>>>>

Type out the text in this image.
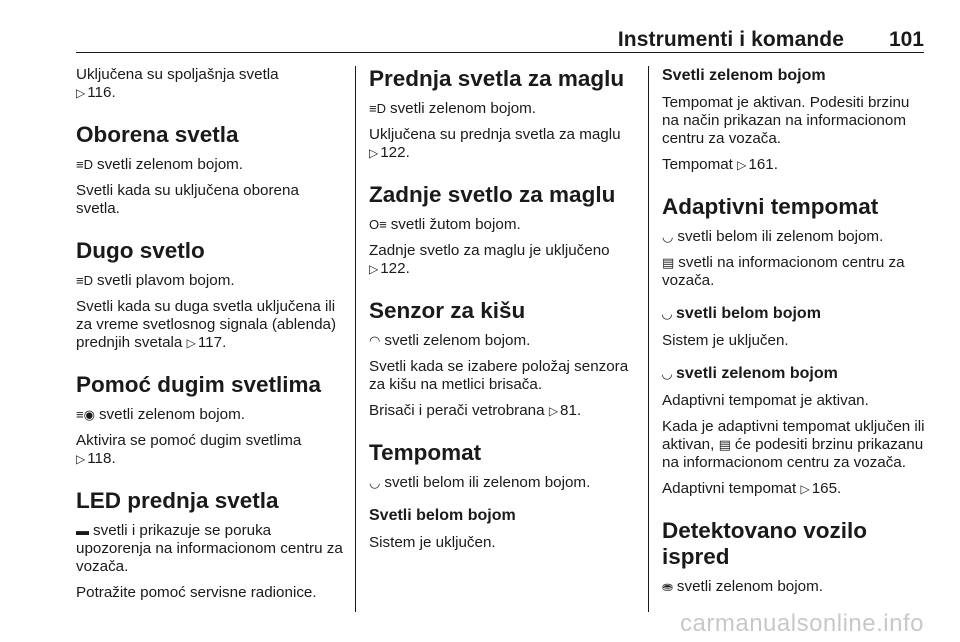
Instrumenti i komande 101

Uključena su spoljašnja svetla
▷ 116.

Oborena svetla

≡D svetli zelenom bojom.

Svetli kada su uključena oborena svetla.

Dugo svetlo

≡D svetli plavom bojom.

Svetli kada su duga svetla uključena ili za vreme svetlosnog signala (ablenda) prednjih svetala ▷ 117.

Pomoć dugim svetlima

≡◉ svetli zelenom bojom.

Aktivira se pomoć dugim svetlima
▷ 118.

LED prednja svetla

▬ svetli i prikazuje se poruka upozorenja na informacionom centru za vozača.

Potražite pomoć servisne radionice.

Prednja svetla za maglu

≡D svetli zelenom bojom.

Uključena su prednja svetla za maglu
▷ 122.

Zadnje svetlo za maglu

O≡ svetli žutom bojom.

Zadnje svetlo za maglu je uključeno
▷ 122.

Senzor za kišu

◠ svetli zelenom bojom.

Svetli kada se izabere položaj senzora za kišu na metlici brisača.

Brisači i perači vetrobrana ▷ 81.

Tempomat

◡ svetli belom ili zelenom bojom.

Svetli belom bojom

Sistem je uključen.

Svetli zelenom bojom

Tempomat je aktivan. Podesiti brzinu na način prikazan na informacionom centru za vozača.

Tempomat ▷ 161.

Adaptivni tempomat

◡ svetli belom ili zelenom bojom.

▤ svetli na informacionom centru za vozača.

◡ svetli belom bojom

Sistem je uključen.

◡ svetli zelenom bojom

Adaptivni tempomat je aktivan.

Kada je adaptivni tempomat uključen ili aktivan, ▤ će podesiti brzinu prikazanu na informacionom centru za vozača.

Adaptivni tempomat ▷ 165.

Detektovano vozilo ispred

⛂ svetli zelenom bojom.

carmanualsonline.info
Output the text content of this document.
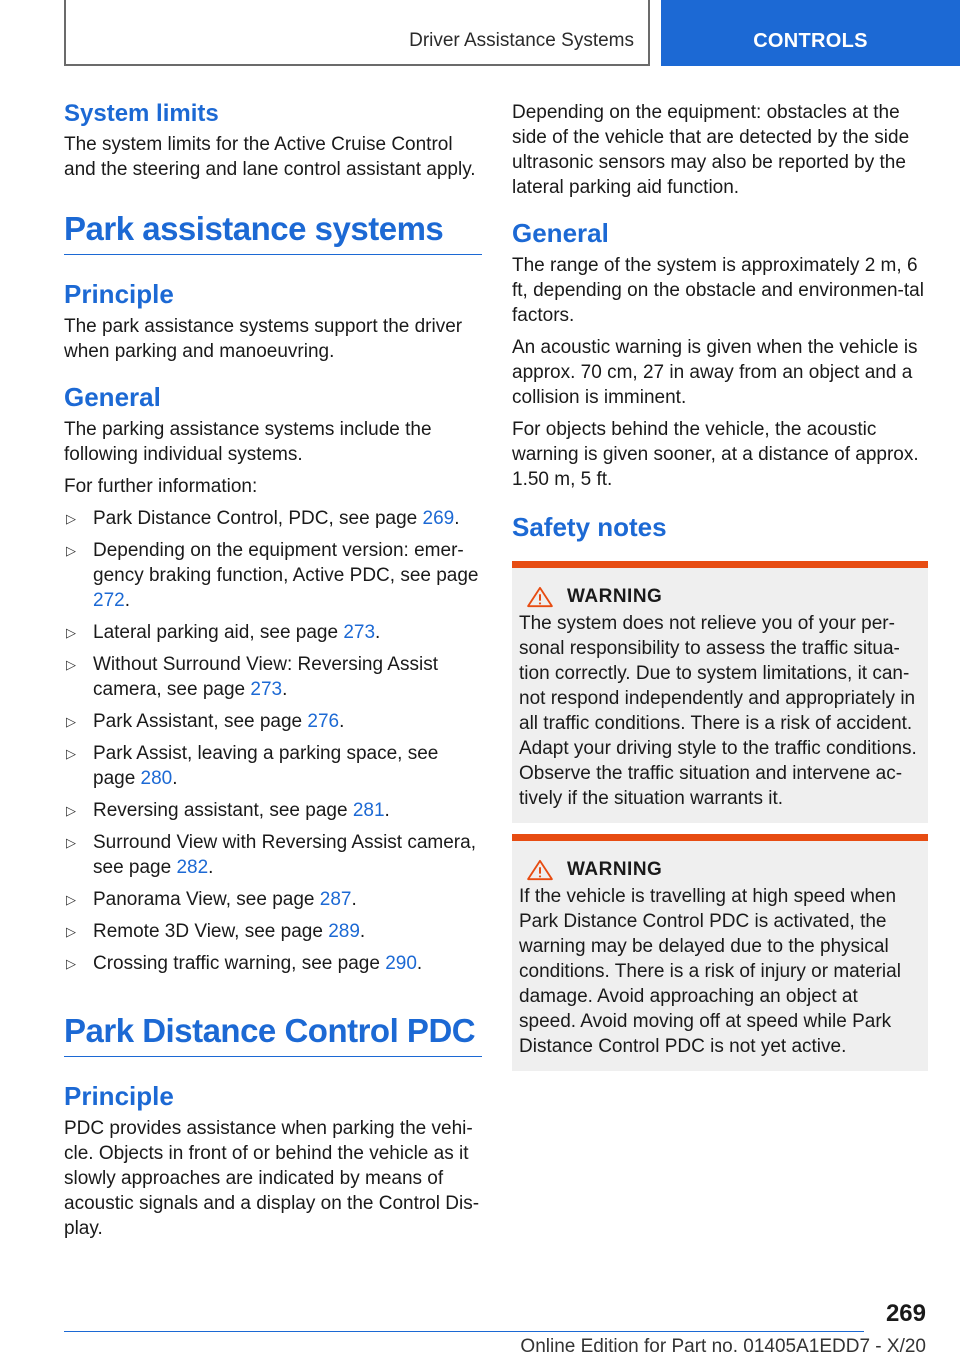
Driver Assistance Systems	CONTROLS
System limits

The system limits for the Active Cruise Control and the steering and lane control assistant apply.

Park assistance systems
Principle

The park assistance systems support the driver when parking and manoeuvring.

General

The parking assistance systems include the following individual systems.

For further information:

▷ Park Distance Control, PDC, see page 269.
▷ Depending on the equipment version: emer-gency braking function, Active PDC, see page 272.
▷ Lateral parking aid, see page 273.
▷ Without Surround View: Reversing Assist camera, see page 273.
▷ Park Assistant, see page 276.
▷ Park Assist, leaving a parking space, see page 280.
▷ Reversing assistant, see page 281.
▷ Surround View with Reversing Assist camera, see page 282.
▷ Panorama View, see page 287.
▷ Remote 3D View, see page 289.
▷ Crossing traffic warning, see page 290.
Park Distance Control PDC
Principle

PDC provides assistance when parking the vehi-cle. Objects in front of or behind the vehicle as it slowly approaches are indicated by means of acoustic signals and a display on the Control Dis-play.

Depending on the equipment: obstacles at the side of the vehicle that are detected by the side ultrasonic sensors may also be reported by the lateral parking aid function.

General

The range of the system is approximately 2 m, 6 ft, depending on the obstacle and environmen-tal factors.

An acoustic warning is given when the vehicle is approx. 70 cm, 27 in away from an object and a collision is imminent.

For objects behind the vehicle, the acoustic warning is given sooner, at a distance of approx. 1.50 m, 5 ft.

Safety notes
WARNING

The system does not relieve you of your per-sonal responsibility to assess the traffic situa-tion correctly. Due to system limitations, it can-not respond independently and appropriately in all traffic conditions. There is a risk of accident. Adapt your driving style to the traffic conditions. Observe the traffic situation and intervene ac-tively if the situation warrants it.

WARNING

If the vehicle is travelling at high speed when Park Distance Control PDC is activated, the warning may be delayed due to the physical conditions. There is a risk of injury or material damage. Avoid approaching an object at speed. Avoid moving off at speed while Park Distance Control PDC is not yet active.

269
Online Edition for Part no. 01405A1EDD7 - X/20
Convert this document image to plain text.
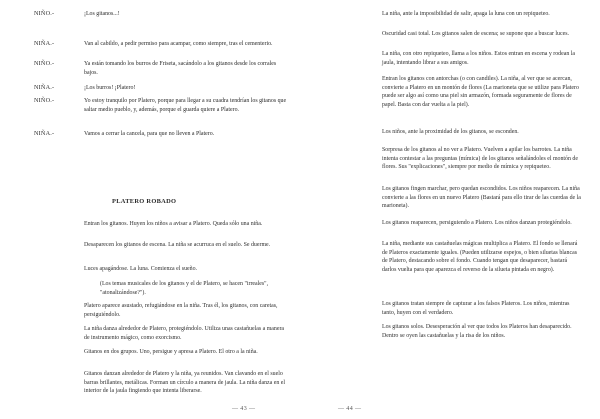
NIÑO.-	¡Los gitanos...!
NIÑA.-	Van al cabildo, a pedir permiso para acampar, como siempre, tras el cementerio.
NIÑO.-	Ya están tomando los burros de Friseta, sacándolo a los gitanos desde los corrales bajos.
NIÑA.-	¡Los burros! ¡Platero!
NIÑO.-	Yo estoy tranquilo por Platero, porque para llegar a su cuadra tendrían los gitanos que saltar medio pueblo, y, además, porque el guarda quiere a Platero.
NIÑA.-	Vamos a cerrar la cancela, para que no lleven a Platero.
PLATERO ROBADO
Entran los gitanos. Huyen los niños a avisar a Platero. Queda sólo una niña.
Desaparecen los gitanos de escena. La niña se acurruca en el suelo. Se duerme.
Luces apagándose. La luna. Comienza el sueño.
(Los temas musicales de los gitanos y el de Platero, se hacen "irreales", "atonalizándose?").
Platero aparece asustado, refugiándose en la niña. Tras él, los gitanos, con caretas, persiguiéndolo.
La niña danza alrededor de Platero, protegiéndolo. Utiliza unas castañuelas a manera de instrumento mágico, como exorcismo.
Gitanos en dos grupos. Uno, persigue y apresa a Platero. El otro a la niña.
Gitanos danzan alrededor de Platero y la niña, ya reunidos. Van clavando en el suelo barras brillantes, metálicas. Forman un círculo a manera de jaula. La niña danza en el interior de la jaula fingiendo que intenta liberarse.
— 43 —
La niña, ante la imposibilidad de salir, apaga la luna con un repiqueteo.
Oscuridad casi total. Los gitanos salen de escena; se supone que a buscar luces.
La niña, con otro repiqueteo, llama a los niños. Estos entran en escena y rodean la jaula, intentando librar a sus amigos.
Entran los gitanos con antorchas (o con candiles). La niña, al ver que se acercan, convierte a Platero en un montón de flores (La marioneta que se utilize para Platero puede ser algo así como una piel sin armazón, formada seguramente de flores de papel. Basta con dar vuelta a la piel).
Los niños, ante la proximidad de los gitanos, se esconden.
Sorpresa de los gitanos al no ver a Platero. Vuelven a apilar los barrotes. La niña intenta contestar a las preguntas (mímica) de los gitanos señalándoles el montón de flores. Sus "explicaciones", siempre por medio de mímica y repiqueteo.
Los gitanos fingen marchar, pero quedan escondidos. Los niños reaparecen. La niña convierte a las flores en un nuevo Platero (Bastará para ello tirar de las cuerdas de la marioneta).
Los gitanos reaparecen, persiguiendo a Platero. Los niños danzan protegiéndolo.
La niña, mediante sus castañuelas mágicas multiplica a Platero. El fondo se llenará de Plateros exactamente iguales. (Pueden utilizarse espejos, o bien siluetas blancas de Platero, destacando sobre el fondo. Cuando tengan que desaparecer, bastará darlos vuelta para que aparezca el reverso de la silueta pintada en negro).
Los gitanos tratan siempre de capturar a los falsos Plateros. Los niños, mientras tanto, huyen con el verdadero.
Los gitanos solos. Desesperación al ver que todos los Plateros han desaparecido. Dentro se oyen las castañuelas y la risa de los niños.
— 44 —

<<<<

WHAT IS BEING ASKED:
State how many lines of the data include the word "Plateros", with nothing else.

TASK RESPONSE:
3